%%
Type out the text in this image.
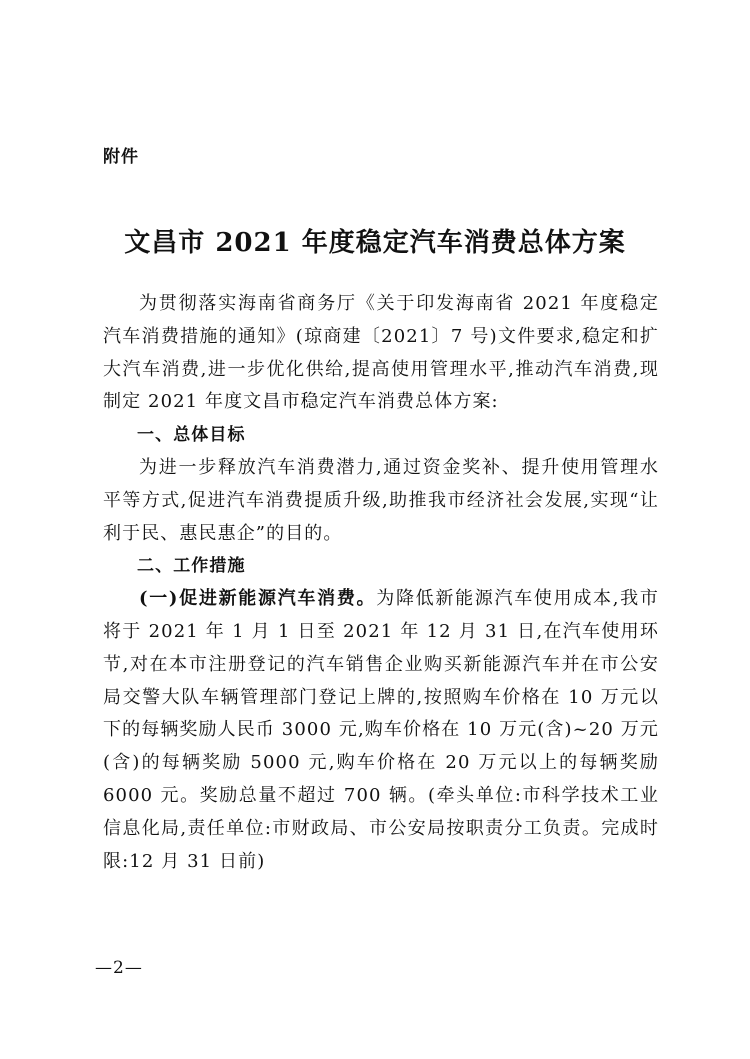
附件
文昌市 2021 年度稳定汽车消费总体方案

为贯彻落实海南省商务厅《关于印发海南省 2021 年度稳定汽车消费措施的通知》(琼商建〔2021〕7 号)文件要求,稳定和扩大汽车消费,进一步优化供给,提高使用管理水平,推动汽车消费,现制定 2021 年度文昌市稳定汽车消费总体方案:

一、总体目标

为进一步释放汽车消费潜力,通过资金奖补、提升使用管理水平等方式,促进汽车消费提质升级,助推我市经济社会发展,实现“让利于民、惠民惠企”的目的。

二、工作措施

(一)促进新能源汽车消费。为降低新能源汽车使用成本,我市将于 2021 年 1 月 1 日至 2021 年 12 月 31 日,在汽车使用环节,对在本市注册登记的汽车销售企业购买新能源汽车并在市公安局交警大队车辆管理部门登记上牌的,按照购车价格在 10 万元以下的每辆奖励人民币 3000 元,购车价格在 10 万元(含)~20 万元(含)的每辆奖励 5000 元,购车价格在 20 万元以上的每辆奖励 6000 元。奖励总量不超过 700 辆。(牵头单位:市科学技术工业信息化局,责任单位:市财政局、市公安局按职责分工负责。完成时限:12 月 31 日前)

—2—
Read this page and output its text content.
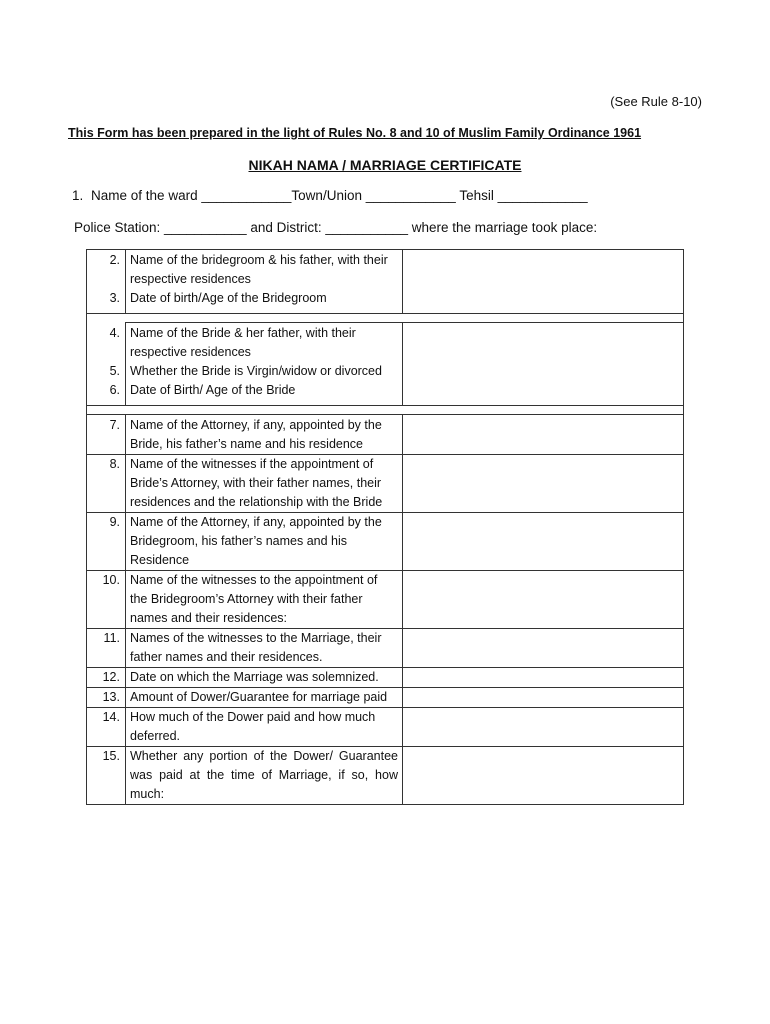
(See Rule 8-10)
This Form has been prepared in the light of Rules No. 8 and 10 of Muslim Family Ordinance 1961
NIKAH NAMA / MARRIAGE CERTIFICATE
1. Name of the ward ____________Town/Union ____________ Tehsil ____________
Police Station: ___________ and District: ___________ where the marriage took place:
2.	Name of the bridegroom & his father, with their respective residences	
3.	Date of birth/Age of the Bridegroom	

4.	Name of the Bride & her father, with their respective residences	
5.	Whether the Bride is Virgin/widow or divorced	
6.	Date of Birth/ Age of the Bride	

7.	Name of the Attorney, if any, appointed by the Bride, his father’s name and his residence	
8.	Name of the witnesses if the appointment of Bride’s Attorney, with their father names, their residences and the relationship with the Bride	
9.	Name of the Attorney, if any, appointed by the Bridegroom, his father’s names and his Residence	
10.	Name of the witnesses to the appointment of the Bridegroom’s Attorney with their father names and their residences:	
11.	Names of the witnesses to the Marriage, their father names and their residences.	
12.	Date on which the Marriage was solemnized.	
13.	Amount of Dower/Guarantee for marriage paid	
14.	How much of the Dower paid and how much deferred.	
15.	Whether any portion of the Dower/ Guarantee was paid at the time of Marriage, if so, how much:	
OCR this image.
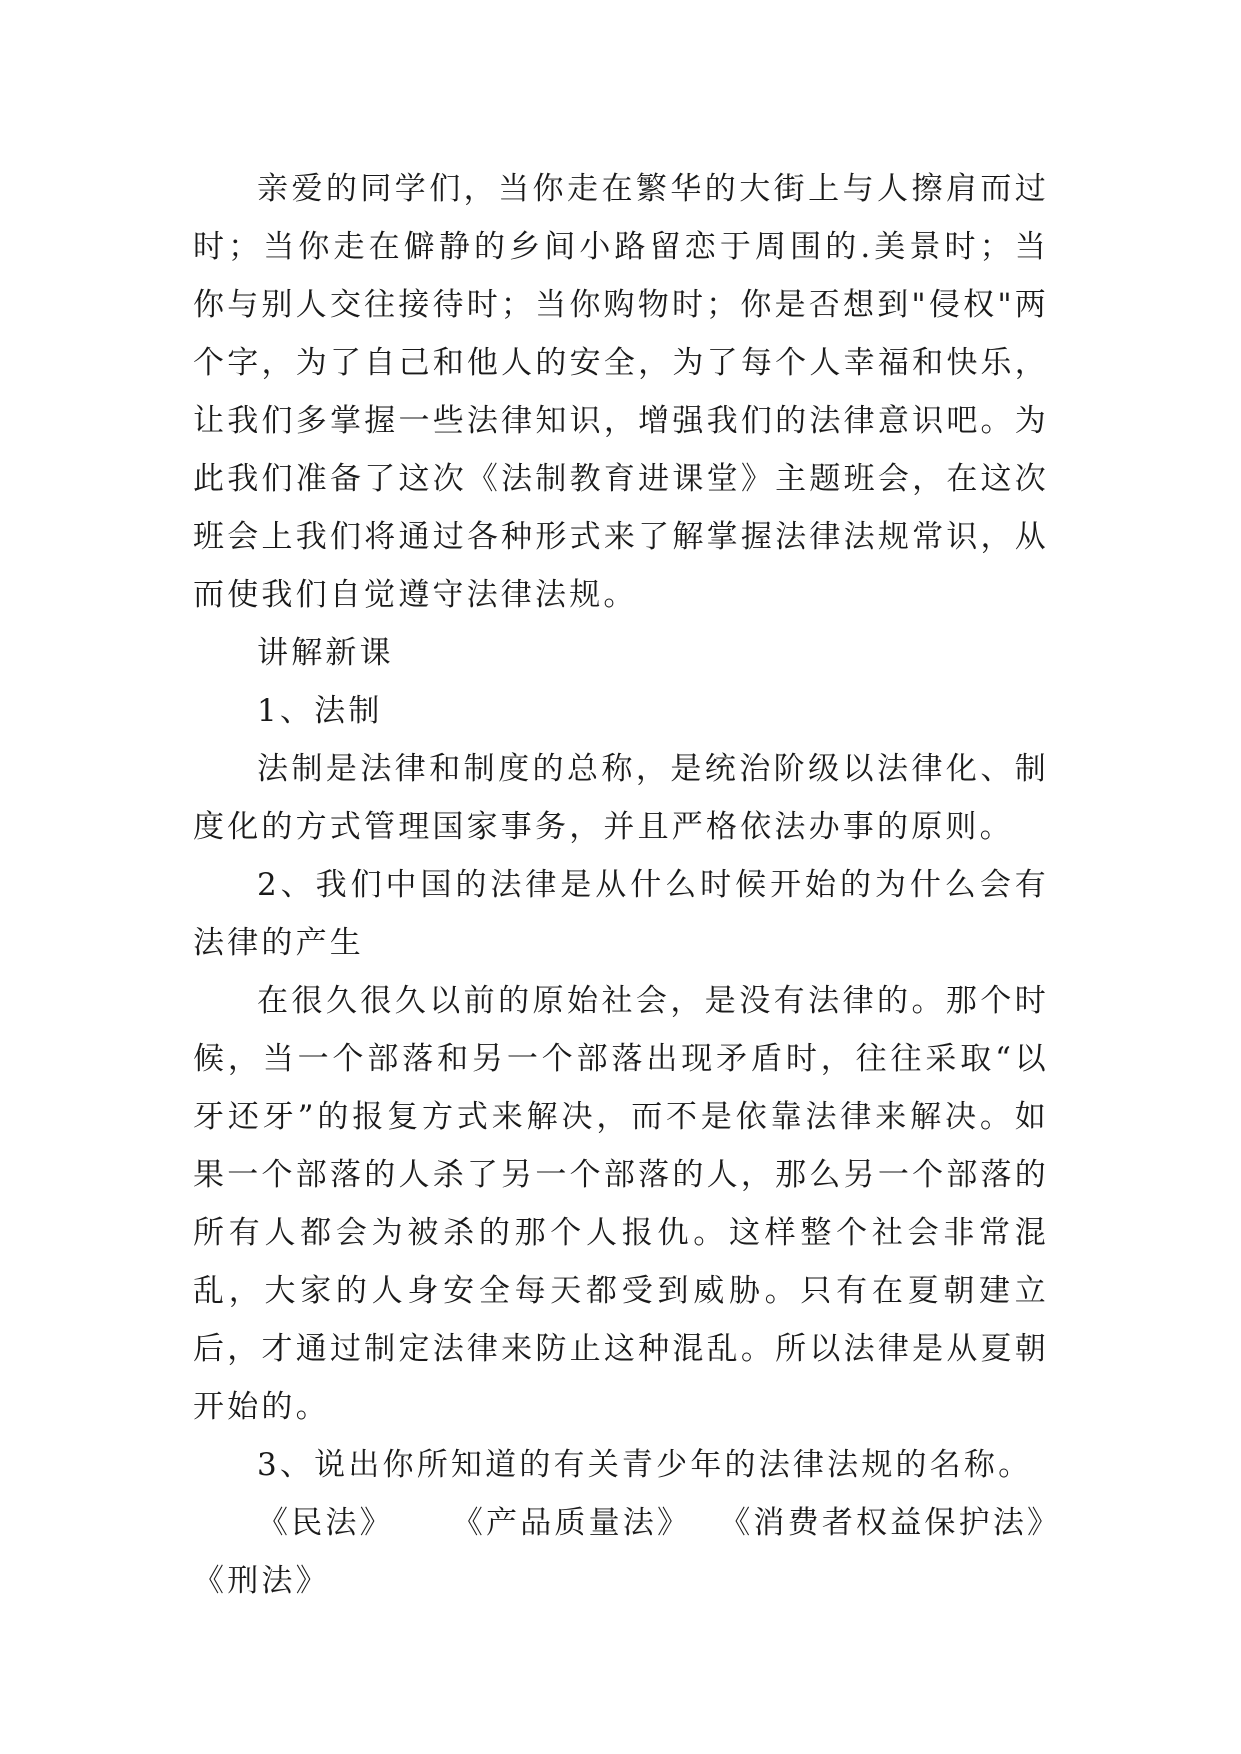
亲爱的同学们，当你走在繁华的大街上与人擦肩而过时；当你走在僻静的乡间小路留恋于周围的.美景时；当你与别人交往接待时；当你购物时；你是否想到"侵权"两个字，为了自己和他人的安全，为了每个人幸福和快乐，让我们多掌握一些法律知识，增强我们的法律意识吧。为此我们准备了这次《法制教育进课堂》主题班会，在这次班会上我们将通过各种形式来了解掌握法律法规常识，从而使我们自觉遵守法律法规。

讲解新课

1、法制

法制是法律和制度的总称，是统治阶级以法律化、制度化的方式管理国家事务，并且严格依法办事的原则。

2、我们中国的法律是从什么时候开始的为什么会有法律的产生

在很久很久以前的原始社会，是没有法律的。那个时候，当一个部落和另一个部落出现矛盾时，往往采取“以牙还牙”的报复方式来解决，而不是依靠法律来解决。如果一个部落的人杀了另一个部落的人，那么另一个部落的所有人都会为被杀的那个人报仇。这样整个社会非常混乱，大家的人身安全每天都受到威胁。只有在夏朝建立后，才通过制定法律来防止这种混乱。所以法律是从夏朝开始的。

3、说出你所知道的有关青少年的法律法规的名称。

《民法》 《产品质量法》 《消费者权益保护法》

《刑法》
%%
#### Aim:
Starting at the line that contains "OCR this image.", restate each line verbatim through the final line of the listing, skipping all pictures.

#### Result below:
OCR this image.
亲爱的同学们，当你走在繁华的大街上与人擦肩而过时；当你走在僻静的乡间小路留恋于周围的.美景时；当你与别人交往接待时；当你购物时；你是否想到"侵权"两个字，为了自己和他人的安全，为了每个人幸福和快乐，让我们多掌握一些法律知识，增强我们的法律意识吧。为此我们准备了这次《法制教育进课堂》主题班会，在这次班会上我们将通过各种形式来了解掌握法律法规常识，从而使我们自觉遵守法律法规。

讲解新课

1、法制

法制是法律和制度的总称，是统治阶级以法律化、制度化的方式管理国家事务，并且严格依法办事的原则。

2、我们中国的法律是从什么时候开始的为什么会有法律的产生

在很久很久以前的原始社会，是没有法律的。那个时候，当一个部落和另一个部落出现矛盾时，往往采取“以牙还牙”的报复方式来解决，而不是依靠法律来解决。如果一个部落的人杀了另一个部落的人，那么另一个部落的所有人都会为被杀的那个人报仇。这样整个社会非常混乱，大家的人身安全每天都受到威胁。只有在夏朝建立后，才通过制定法律来防止这种混乱。所以法律是从夏朝开始的。

3、说出你所知道的有关青少年的法律法规的名称。

《民法》 《产品质量法》 《消费者权益保护法》

《刑法》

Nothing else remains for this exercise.